*WHAT IS REQUIRED:* Without changing a character, return the entries, but not the images they hold.

* BEGIN *

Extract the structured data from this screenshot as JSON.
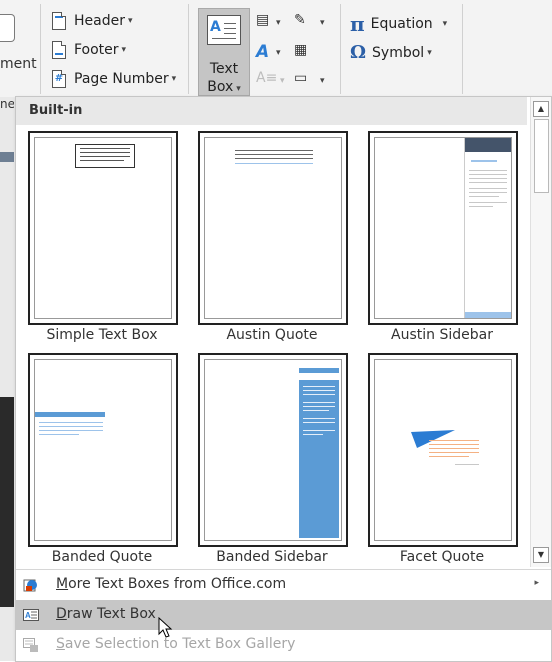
{
  "ribbon": {
    "left_fragment": "ment",
    "header_label": "Header",
    "footer_label": "Footer",
    "page_number_label": "Page Number",
    "text_box_label_line1": "Text",
    "text_box_label_line2": "Box",
    "equation_label": "Equation",
    "symbol_label": "Symbol",
    "equation_glyph": "π",
    "symbol_glyph": "Ω",
    "caret": "▾"
  },
  "left_strip": {
    "fragment": "ne"
  },
  "gallery": {
    "section_title": "Built-in",
    "items": [
      {
        "caption": "Simple Text Box"
      },
      {
        "caption": "Austin Quote"
      },
      {
        "caption": "Austin Sidebar"
      },
      {
        "caption": "Banded Quote"
      },
      {
        "caption": "Banded Sidebar"
      },
      {
        "caption": "Facet Quote"
      }
    ]
  },
  "scrollbar": {
    "up": "▲",
    "down": "▼"
  },
  "menu": {
    "more": {
      "prefix": "M",
      "rest": "ore Text Boxes from Office.com",
      "arrow": "▸"
    },
    "draw": {
      "prefix": "D",
      "rest": "raw Text Box"
    },
    "save": {
      "prefix": "S",
      "rest": "ave Selection to Text Box Gallery"
    }
  },
  "colors": {
    "accent_blue": "#2b7cd3",
    "highlight": "#c6c6c6",
    "disabled_text": "#a6a6a6",
    "austin_sidebar_top": "#44546a",
    "banded_blue": "#5b9bd5"
  }
}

* END *

*ANSWER FOR THIS EXERCISE:*
Extract the structured data from this screenshot as JSON.
{
  "ribbon": {
    "left_fragment": "ment",
    "header_label": "Header",
    "footer_label": "Footer",
    "page_number_label": "Page Number",
    "text_box_label_line1": "Text",
    "text_box_label_line2": "Box",
    "equation_label": "Equation",
    "symbol_label": "Symbol",
    "equation_glyph": "π",
    "symbol_glyph": "Ω",
    "caret": "▾"
  },
  "left_strip": {
    "fragment": "ne"
  },
  "gallery": {
    "section_title": "Built-in",
    "items": [
      {
        "caption": "Simple Text Box"
      },
      {
        "caption": "Austin Quote"
      },
      {
        "caption": "Austin Sidebar"
      },
      {
        "caption": "Banded Quote"
      },
      {
        "caption": "Banded Sidebar"
      },
      {
        "caption": "Facet Quote"
      }
    ]
  },
  "scrollbar": {
    "up": "▲",
    "down": "▼"
  },
  "menu": {
    "more": {
      "prefix": "M",
      "rest": "ore Text Boxes from Office.com",
      "arrow": "▸"
    },
    "draw": {
      "prefix": "D",
      "rest": "raw Text Box"
    },
    "save": {
      "prefix": "S",
      "rest": "ave Selection to Text Box Gallery"
    }
  },
  "colors": {
    "accent_blue": "#2b7cd3",
    "highlight": "#c6c6c6",
    "disabled_text": "#a6a6a6",
    "austin_sidebar_top": "#44546a",
    "banded_blue": "#5b9bd5"
  }
}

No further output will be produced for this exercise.